What is asked » Copy each line below exactly and leave the pictures out.

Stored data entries
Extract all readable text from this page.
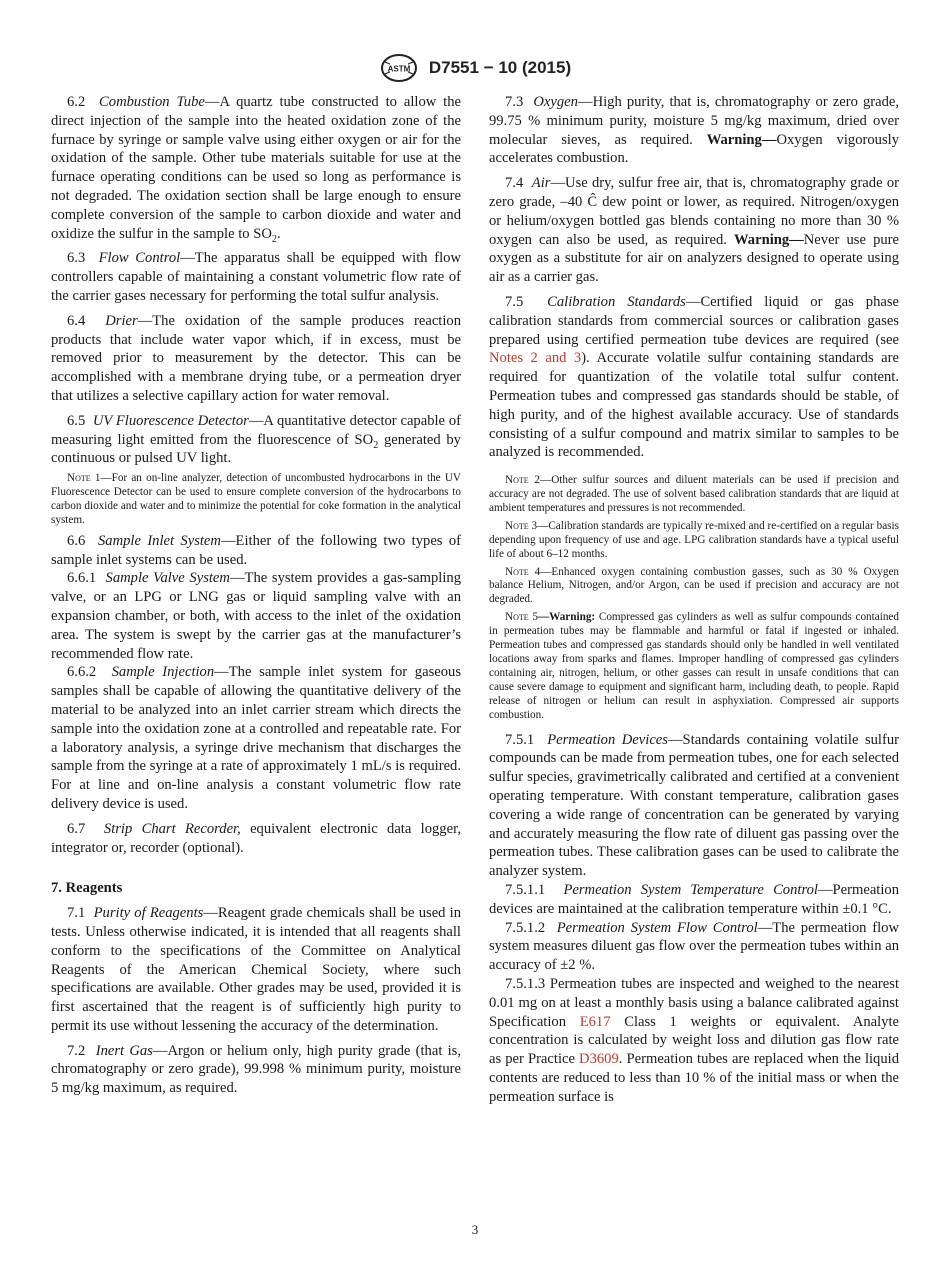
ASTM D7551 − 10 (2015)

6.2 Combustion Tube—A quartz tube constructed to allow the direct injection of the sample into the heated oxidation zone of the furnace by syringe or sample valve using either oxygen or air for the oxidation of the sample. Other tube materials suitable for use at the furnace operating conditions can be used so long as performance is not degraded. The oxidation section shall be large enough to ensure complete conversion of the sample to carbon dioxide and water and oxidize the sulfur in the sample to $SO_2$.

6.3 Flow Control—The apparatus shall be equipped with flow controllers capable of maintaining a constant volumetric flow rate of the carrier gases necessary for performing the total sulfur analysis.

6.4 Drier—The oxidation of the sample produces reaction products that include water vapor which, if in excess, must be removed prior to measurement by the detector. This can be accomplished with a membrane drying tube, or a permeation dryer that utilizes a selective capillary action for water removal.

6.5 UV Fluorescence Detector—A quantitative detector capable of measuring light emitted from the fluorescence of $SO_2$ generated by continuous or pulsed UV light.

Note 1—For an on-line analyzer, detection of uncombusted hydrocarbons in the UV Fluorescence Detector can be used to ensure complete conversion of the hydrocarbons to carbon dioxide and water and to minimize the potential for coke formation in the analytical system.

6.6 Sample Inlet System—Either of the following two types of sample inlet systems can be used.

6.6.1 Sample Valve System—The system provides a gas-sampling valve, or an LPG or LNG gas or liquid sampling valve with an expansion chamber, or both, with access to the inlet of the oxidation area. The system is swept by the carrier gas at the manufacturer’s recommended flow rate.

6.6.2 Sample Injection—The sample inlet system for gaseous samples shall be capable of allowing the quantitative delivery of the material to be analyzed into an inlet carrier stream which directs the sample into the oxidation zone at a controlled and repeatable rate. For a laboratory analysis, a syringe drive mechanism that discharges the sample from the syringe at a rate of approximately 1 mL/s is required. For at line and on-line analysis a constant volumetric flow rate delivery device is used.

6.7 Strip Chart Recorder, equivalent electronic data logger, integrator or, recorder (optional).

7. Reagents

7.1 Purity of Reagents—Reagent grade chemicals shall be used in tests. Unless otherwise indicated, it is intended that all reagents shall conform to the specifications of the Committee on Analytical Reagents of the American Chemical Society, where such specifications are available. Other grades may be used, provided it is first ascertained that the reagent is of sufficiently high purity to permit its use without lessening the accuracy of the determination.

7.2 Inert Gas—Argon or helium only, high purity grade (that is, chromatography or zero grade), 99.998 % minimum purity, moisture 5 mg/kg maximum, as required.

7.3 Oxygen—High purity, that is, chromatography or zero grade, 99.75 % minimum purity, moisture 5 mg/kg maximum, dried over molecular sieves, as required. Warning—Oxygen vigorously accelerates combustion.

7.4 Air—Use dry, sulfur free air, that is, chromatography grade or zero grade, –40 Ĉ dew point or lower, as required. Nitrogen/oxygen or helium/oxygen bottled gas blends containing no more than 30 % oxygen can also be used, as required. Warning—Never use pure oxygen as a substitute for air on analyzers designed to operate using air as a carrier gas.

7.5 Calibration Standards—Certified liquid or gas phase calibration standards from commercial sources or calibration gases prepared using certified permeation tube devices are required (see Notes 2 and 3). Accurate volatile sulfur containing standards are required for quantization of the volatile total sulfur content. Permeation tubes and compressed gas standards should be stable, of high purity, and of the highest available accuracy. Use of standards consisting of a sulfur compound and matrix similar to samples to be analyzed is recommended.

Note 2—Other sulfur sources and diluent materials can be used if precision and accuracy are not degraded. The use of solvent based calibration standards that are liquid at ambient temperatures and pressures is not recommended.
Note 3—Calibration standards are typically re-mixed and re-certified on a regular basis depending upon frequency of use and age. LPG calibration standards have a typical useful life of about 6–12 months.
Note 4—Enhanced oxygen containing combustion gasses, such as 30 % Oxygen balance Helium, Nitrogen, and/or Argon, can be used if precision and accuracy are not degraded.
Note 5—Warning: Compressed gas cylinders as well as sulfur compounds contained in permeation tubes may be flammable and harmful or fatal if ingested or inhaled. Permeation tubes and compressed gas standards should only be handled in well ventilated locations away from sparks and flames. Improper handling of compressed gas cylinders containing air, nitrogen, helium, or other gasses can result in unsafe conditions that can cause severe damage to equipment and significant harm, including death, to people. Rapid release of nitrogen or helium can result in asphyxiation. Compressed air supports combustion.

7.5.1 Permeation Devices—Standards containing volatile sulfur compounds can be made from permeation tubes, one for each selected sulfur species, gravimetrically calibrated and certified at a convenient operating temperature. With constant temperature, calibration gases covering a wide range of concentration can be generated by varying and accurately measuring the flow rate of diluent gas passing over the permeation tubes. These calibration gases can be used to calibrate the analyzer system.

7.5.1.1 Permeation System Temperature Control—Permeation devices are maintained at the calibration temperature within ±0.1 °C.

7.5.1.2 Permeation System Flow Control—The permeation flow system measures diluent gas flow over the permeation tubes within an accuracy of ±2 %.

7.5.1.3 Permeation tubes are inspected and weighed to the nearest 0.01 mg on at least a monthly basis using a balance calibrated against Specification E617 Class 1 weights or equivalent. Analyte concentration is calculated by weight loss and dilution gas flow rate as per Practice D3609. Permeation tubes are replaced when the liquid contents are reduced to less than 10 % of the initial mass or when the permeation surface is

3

Solution to the exercise »
Extract all readable text from this page.
ASTM D7551 − 10 (2015)

6.2 Combustion Tube—A quartz tube constructed to allow the direct injection of the sample into the heated oxidation zone of the furnace by syringe or sample valve using either oxygen or air for the oxidation of the sample. Other tube materials suitable for use at the furnace operating conditions can be used so long as performance is not degraded. The oxidation section shall be large enough to ensure complete conversion of the sample to carbon dioxide and water and oxidize the sulfur in the sample to $SO_2$.

6.3 Flow Control—The apparatus shall be equipped with flow controllers capable of maintaining a constant volumetric flow rate of the carrier gases necessary for performing the total sulfur analysis.

6.4 Drier—The oxidation of the sample produces reaction products that include water vapor which, if in excess, must be removed prior to measurement by the detector. This can be accomplished with a membrane drying tube, or a permeation dryer that utilizes a selective capillary action for water removal.

6.5 UV Fluorescence Detector—A quantitative detector capable of measuring light emitted from the fluorescence of $SO_2$ generated by continuous or pulsed UV light.

Note 1—For an on-line analyzer, detection of uncombusted hydrocarbons in the UV Fluorescence Detector can be used to ensure complete conversion of the hydrocarbons to carbon dioxide and water and to minimize the potential for coke formation in the analytical system.

6.6 Sample Inlet System—Either of the following two types of sample inlet systems can be used.

6.6.1 Sample Valve System—The system provides a gas-sampling valve, or an LPG or LNG gas or liquid sampling valve with an expansion chamber, or both, with access to the inlet of the oxidation area. The system is swept by the carrier gas at the manufacturer’s recommended flow rate.

6.6.2 Sample Injection—The sample inlet system for gaseous samples shall be capable of allowing the quantitative delivery of the material to be analyzed into an inlet carrier stream which directs the sample into the oxidation zone at a controlled and repeatable rate. For a laboratory analysis, a syringe drive mechanism that discharges the sample from the syringe at a rate of approximately 1 mL/s is required. For at line and on-line analysis a constant volumetric flow rate delivery device is used.

6.7 Strip Chart Recorder, equivalent electronic data logger, integrator or, recorder (optional).

7. Reagents

7.1 Purity of Reagents—Reagent grade chemicals shall be used in tests. Unless otherwise indicated, it is intended that all reagents shall conform to the specifications of the Committee on Analytical Reagents of the American Chemical Society, where such specifications are available. Other grades may be used, provided it is first ascertained that the reagent is of sufficiently high purity to permit its use without lessening the accuracy of the determination.

7.2 Inert Gas—Argon or helium only, high purity grade (that is, chromatography or zero grade), 99.998 % minimum purity, moisture 5 mg/kg maximum, as required.

7.3 Oxygen—High purity, that is, chromatography or zero grade, 99.75 % minimum purity, moisture 5 mg/kg maximum, dried over molecular sieves, as required. Warning—Oxygen vigorously accelerates combustion.

7.4 Air—Use dry, sulfur free air, that is, chromatography grade or zero grade, –40 Ĉ dew point or lower, as required. Nitrogen/oxygen or helium/oxygen bottled gas blends containing no more than 30 % oxygen can also be used, as required. Warning—Never use pure oxygen as a substitute for air on analyzers designed to operate using air as a carrier gas.

7.5 Calibration Standards—Certified liquid or gas phase calibration standards from commercial sources or calibration gases prepared using certified permeation tube devices are required (see Notes 2 and 3). Accurate volatile sulfur containing standards are required for quantization of the volatile total sulfur content. Permeation tubes and compressed gas standards should be stable, of high purity, and of the highest available accuracy. Use of standards consisting of a sulfur compound and matrix similar to samples to be analyzed is recommended.

Note 2—Other sulfur sources and diluent materials can be used if precision and accuracy are not degraded. The use of solvent based calibration standards that are liquid at ambient temperatures and pressures is not recommended.
Note 3—Calibration standards are typically re-mixed and re-certified on a regular basis depending upon frequency of use and age. LPG calibration standards have a typical useful life of about 6–12 months.
Note 4—Enhanced oxygen containing combustion gasses, such as 30 % Oxygen balance Helium, Nitrogen, and/or Argon, can be used if precision and accuracy are not degraded.
Note 5—Warning: Compressed gas cylinders as well as sulfur compounds contained in permeation tubes may be flammable and harmful or fatal if ingested or inhaled. Permeation tubes and compressed gas standards should only be handled in well ventilated locations away from sparks and flames. Improper handling of compressed gas cylinders containing air, nitrogen, helium, or other gasses can result in unsafe conditions that can cause severe damage to equipment and significant harm, including death, to people. Rapid release of nitrogen or helium can result in asphyxiation. Compressed air supports combustion.

7.5.1 Permeation Devices—Standards containing volatile sulfur compounds can be made from permeation tubes, one for each selected sulfur species, gravimetrically calibrated and certified at a convenient operating temperature. With constant temperature, calibration gases covering a wide range of concentration can be generated by varying and accurately measuring the flow rate of diluent gas passing over the permeation tubes. These calibration gases can be used to calibrate the analyzer system.

7.5.1.1 Permeation System Temperature Control—Permeation devices are maintained at the calibration temperature within ±0.1 °C.

7.5.1.2 Permeation System Flow Control—The permeation flow system measures diluent gas flow over the permeation tubes within an accuracy of ±2 %.

7.5.1.3 Permeation tubes are inspected and weighed to the nearest 0.01 mg on at least a monthly basis using a balance calibrated against Specification E617 Class 1 weights or equivalent. Analyte concentration is calculated by weight loss and dilution gas flow rate as per Practice D3609. Permeation tubes are replaced when the liquid contents are reduced to less than 10 % of the initial mass or when the permeation surface is

3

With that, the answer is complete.